What the task requires
The listing below is to be output in its exact form.

________________________________________

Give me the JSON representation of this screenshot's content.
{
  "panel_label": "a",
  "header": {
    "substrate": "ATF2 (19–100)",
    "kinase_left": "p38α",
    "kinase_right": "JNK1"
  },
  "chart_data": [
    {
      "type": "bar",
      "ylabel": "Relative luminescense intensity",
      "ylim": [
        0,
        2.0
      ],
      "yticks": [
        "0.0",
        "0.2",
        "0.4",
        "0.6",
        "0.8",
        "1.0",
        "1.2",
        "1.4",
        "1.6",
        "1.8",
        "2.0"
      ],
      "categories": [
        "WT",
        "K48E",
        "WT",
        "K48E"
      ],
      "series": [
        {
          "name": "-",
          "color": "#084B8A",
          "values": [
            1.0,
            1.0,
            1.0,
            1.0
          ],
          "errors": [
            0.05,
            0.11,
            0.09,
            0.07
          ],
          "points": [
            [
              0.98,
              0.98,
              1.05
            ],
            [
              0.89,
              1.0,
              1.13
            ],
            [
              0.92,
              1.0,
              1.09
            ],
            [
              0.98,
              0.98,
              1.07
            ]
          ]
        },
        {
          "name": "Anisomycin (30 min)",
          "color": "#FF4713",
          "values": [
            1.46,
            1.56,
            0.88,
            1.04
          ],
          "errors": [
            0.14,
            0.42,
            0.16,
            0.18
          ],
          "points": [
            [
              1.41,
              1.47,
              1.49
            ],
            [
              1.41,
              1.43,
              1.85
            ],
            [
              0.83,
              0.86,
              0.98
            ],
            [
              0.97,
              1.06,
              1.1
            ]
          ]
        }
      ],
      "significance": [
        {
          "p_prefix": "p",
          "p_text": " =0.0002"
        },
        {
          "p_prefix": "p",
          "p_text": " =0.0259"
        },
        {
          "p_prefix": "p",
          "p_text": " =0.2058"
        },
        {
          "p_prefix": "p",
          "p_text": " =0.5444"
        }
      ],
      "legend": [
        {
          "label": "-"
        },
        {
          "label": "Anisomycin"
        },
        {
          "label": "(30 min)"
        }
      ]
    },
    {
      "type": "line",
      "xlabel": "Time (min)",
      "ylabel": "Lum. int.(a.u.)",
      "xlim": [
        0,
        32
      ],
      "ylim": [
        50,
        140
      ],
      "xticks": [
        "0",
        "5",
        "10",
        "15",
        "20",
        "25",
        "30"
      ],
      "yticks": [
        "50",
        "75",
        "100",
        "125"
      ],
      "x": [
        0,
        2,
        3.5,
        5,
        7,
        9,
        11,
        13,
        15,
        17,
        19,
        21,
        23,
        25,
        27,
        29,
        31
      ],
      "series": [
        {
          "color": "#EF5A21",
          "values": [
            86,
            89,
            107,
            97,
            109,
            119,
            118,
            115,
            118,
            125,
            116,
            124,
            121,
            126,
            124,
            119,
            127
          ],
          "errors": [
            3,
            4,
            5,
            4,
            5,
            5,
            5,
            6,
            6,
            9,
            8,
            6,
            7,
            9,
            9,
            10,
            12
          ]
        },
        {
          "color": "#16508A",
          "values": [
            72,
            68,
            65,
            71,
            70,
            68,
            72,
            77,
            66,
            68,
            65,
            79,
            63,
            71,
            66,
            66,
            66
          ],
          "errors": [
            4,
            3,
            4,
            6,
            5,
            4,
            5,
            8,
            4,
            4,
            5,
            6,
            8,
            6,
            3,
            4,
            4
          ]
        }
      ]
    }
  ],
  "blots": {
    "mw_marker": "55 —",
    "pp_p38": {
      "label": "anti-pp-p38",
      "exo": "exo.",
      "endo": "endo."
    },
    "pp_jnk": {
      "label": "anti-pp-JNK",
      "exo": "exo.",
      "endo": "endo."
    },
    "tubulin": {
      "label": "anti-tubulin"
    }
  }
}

________________________________________

Exercise output
Give me the JSON representation of this screenshot's content.
{
  "panel_label": "a",
  "header": {
    "substrate": "ATF2 (19–100)",
    "kinase_left": "p38α",
    "kinase_right": "JNK1"
  },
  "chart_data": [
    {
      "type": "bar",
      "ylabel": "Relative luminescense intensity",
      "ylim": [
        0,
        2.0
      ],
      "yticks": [
        "0.0",
        "0.2",
        "0.4",
        "0.6",
        "0.8",
        "1.0",
        "1.2",
        "1.4",
        "1.6",
        "1.8",
        "2.0"
      ],
      "categories": [
        "WT",
        "K48E",
        "WT",
        "K48E"
      ],
      "series": [
        {
          "name": "-",
          "color": "#084B8A",
          "values": [
            1.0,
            1.0,
            1.0,
            1.0
          ],
          "errors": [
            0.05,
            0.11,
            0.09,
            0.07
          ],
          "points": [
            [
              0.98,
              0.98,
              1.05
            ],
            [
              0.89,
              1.0,
              1.13
            ],
            [
              0.92,
              1.0,
              1.09
            ],
            [
              0.98,
              0.98,
              1.07
            ]
          ]
        },
        {
          "name": "Anisomycin (30 min)",
          "color": "#FF4713",
          "values": [
            1.46,
            1.56,
            0.88,
            1.04
          ],
          "errors": [
            0.14,
            0.42,
            0.16,
            0.18
          ],
          "points": [
            [
              1.41,
              1.47,
              1.49
            ],
            [
              1.41,
              1.43,
              1.85
            ],
            [
              0.83,
              0.86,
              0.98
            ],
            [
              0.97,
              1.06,
              1.1
            ]
          ]
        }
      ],
      "significance": [
        {
          "p_prefix": "p",
          "p_text": " =0.0002"
        },
        {
          "p_prefix": "p",
          "p_text": " =0.0259"
        },
        {
          "p_prefix": "p",
          "p_text": " =0.2058"
        },
        {
          "p_prefix": "p",
          "p_text": " =0.5444"
        }
      ],
      "legend": [
        {
          "label": "-"
        },
        {
          "label": "Anisomycin"
        },
        {
          "label": "(30 min)"
        }
      ]
    },
    {
      "type": "line",
      "xlabel": "Time (min)",
      "ylabel": "Lum. int.(a.u.)",
      "xlim": [
        0,
        32
      ],
      "ylim": [
        50,
        140
      ],
      "xticks": [
        "0",
        "5",
        "10",
        "15",
        "20",
        "25",
        "30"
      ],
      "yticks": [
        "50",
        "75",
        "100",
        "125"
      ],
      "x": [
        0,
        2,
        3.5,
        5,
        7,
        9,
        11,
        13,
        15,
        17,
        19,
        21,
        23,
        25,
        27,
        29,
        31
      ],
      "series": [
        {
          "color": "#EF5A21",
          "values": [
            86,
            89,
            107,
            97,
            109,
            119,
            118,
            115,
            118,
            125,
            116,
            124,
            121,
            126,
            124,
            119,
            127
          ],
          "errors": [
            3,
            4,
            5,
            4,
            5,
            5,
            5,
            6,
            6,
            9,
            8,
            6,
            7,
            9,
            9,
            10,
            12
          ]
        },
        {
          "color": "#16508A",
          "values": [
            72,
            68,
            65,
            71,
            70,
            68,
            72,
            77,
            66,
            68,
            65,
            79,
            63,
            71,
            66,
            66,
            66
          ],
          "errors": [
            4,
            3,
            4,
            6,
            5,
            4,
            5,
            8,
            4,
            4,
            5,
            6,
            8,
            6,
            3,
            4,
            4
          ]
        }
      ]
    }
  ],
  "blots": {
    "mw_marker": "55 —",
    "pp_p38": {
      "label": "anti-pp-p38",
      "exo": "exo.",
      "endo": "endo."
    },
    "pp_jnk": {
      "label": "anti-pp-JNK",
      "exo": "exo.",
      "endo": "endo."
    },
    "tubulin": {
      "label": "anti-tubulin"
    }
  }
}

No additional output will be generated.